* [Job]:
Any pictures in the records below should be skipped; write out everything else exactly.

-- Begin Provided entries --

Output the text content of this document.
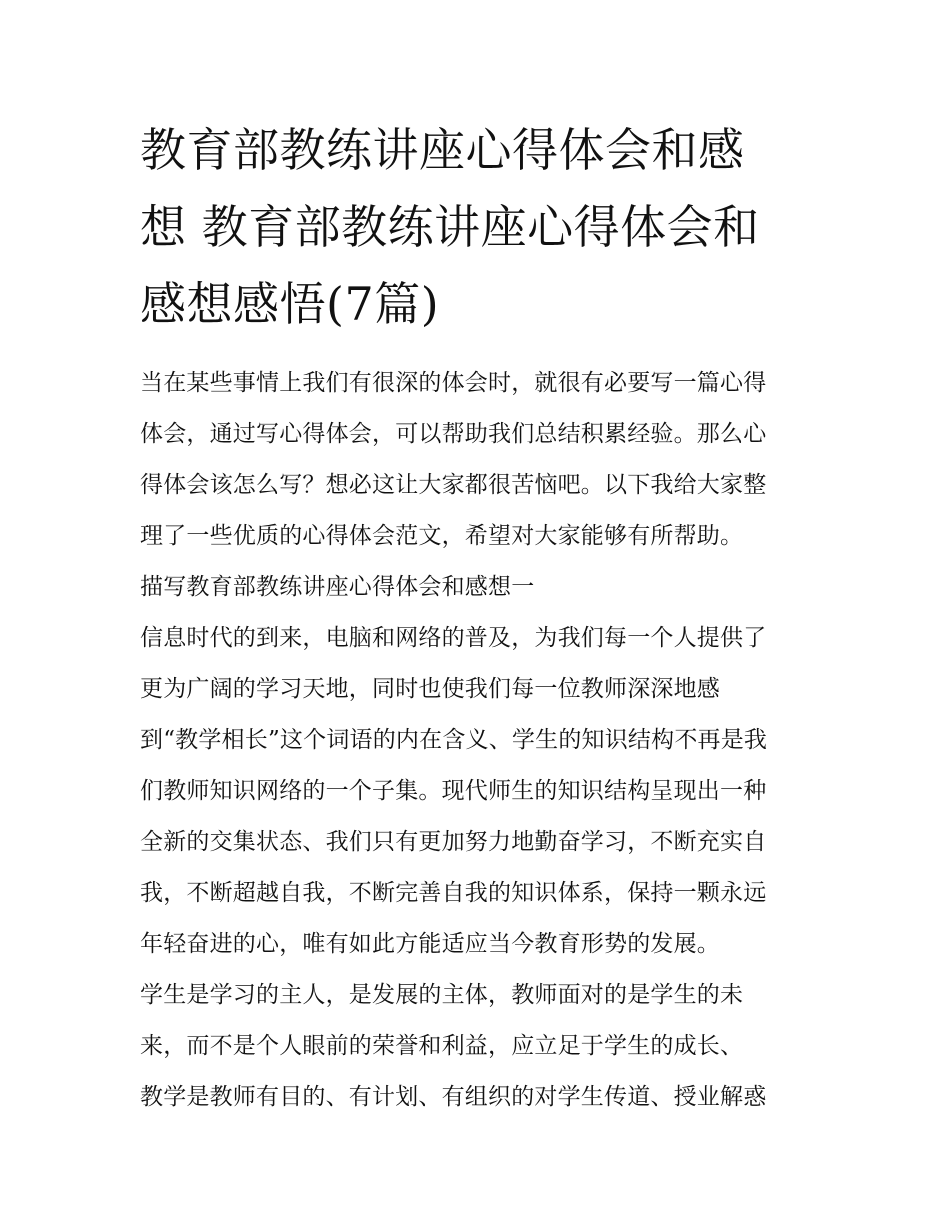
教育部教练讲座心得体会和感
想 教育部教练讲座心得体会和
感想感悟(7篇)
当在某些事情上我们有很深的体会时，就很有必要写一篇心得
体会，通过写心得体会，可以帮助我们总结积累经验。那么心
得体会该怎么写？想必这让大家都很苦恼吧。以下我给大家整
理了一些优质的心得体会范文，希望对大家能够有所帮助。
描写教育部教练讲座心得体会和感想一
信息时代的到来，电脑和网络的普及，为我们每一个人提供了
更为广阔的学习天地，同时也使我们每一位教师深深地感
到“教学相长”这个词语的内在含义、学生的知识结构不再是我
们教师知识网络的一个子集。现代师生的知识结构呈现出一种
全新的交集状态、我们只有更加努力地勤奋学习，不断充实自
我，不断超越自我，不断完善自我的知识体系，保持一颗永远
年轻奋进的心，唯有如此方能适应当今教育形势的发展。
学生是学习的主人，是发展的主体，教师面对的是学生的未
来，而不是个人眼前的荣誉和利益，应立足于学生的成长、
教学是教师有目的、有计划、有组织的对学生传道、授业解惑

-- End Provided entries --

* [Result for this exercise]:
Output the text content of this document.
教育部教练讲座心得体会和感
想 教育部教练讲座心得体会和
感想感悟(7篇)
当在某些事情上我们有很深的体会时，就很有必要写一篇心得
体会，通过写心得体会，可以帮助我们总结积累经验。那么心
得体会该怎么写？想必这让大家都很苦恼吧。以下我给大家整
理了一些优质的心得体会范文，希望对大家能够有所帮助。
描写教育部教练讲座心得体会和感想一
信息时代的到来，电脑和网络的普及，为我们每一个人提供了
更为广阔的学习天地，同时也使我们每一位教师深深地感
到“教学相长”这个词语的内在含义、学生的知识结构不再是我
们教师知识网络的一个子集。现代师生的知识结构呈现出一种
全新的交集状态、我们只有更加努力地勤奋学习，不断充实自
我，不断超越自我，不断完善自我的知识体系，保持一颗永远
年轻奋进的心，唯有如此方能适应当今教育形势的发展。
学生是学习的主人，是发展的主体，教师面对的是学生的未
来，而不是个人眼前的荣誉和利益，应立足于学生的成长、
教学是教师有目的、有计划、有组织的对学生传道、授业解惑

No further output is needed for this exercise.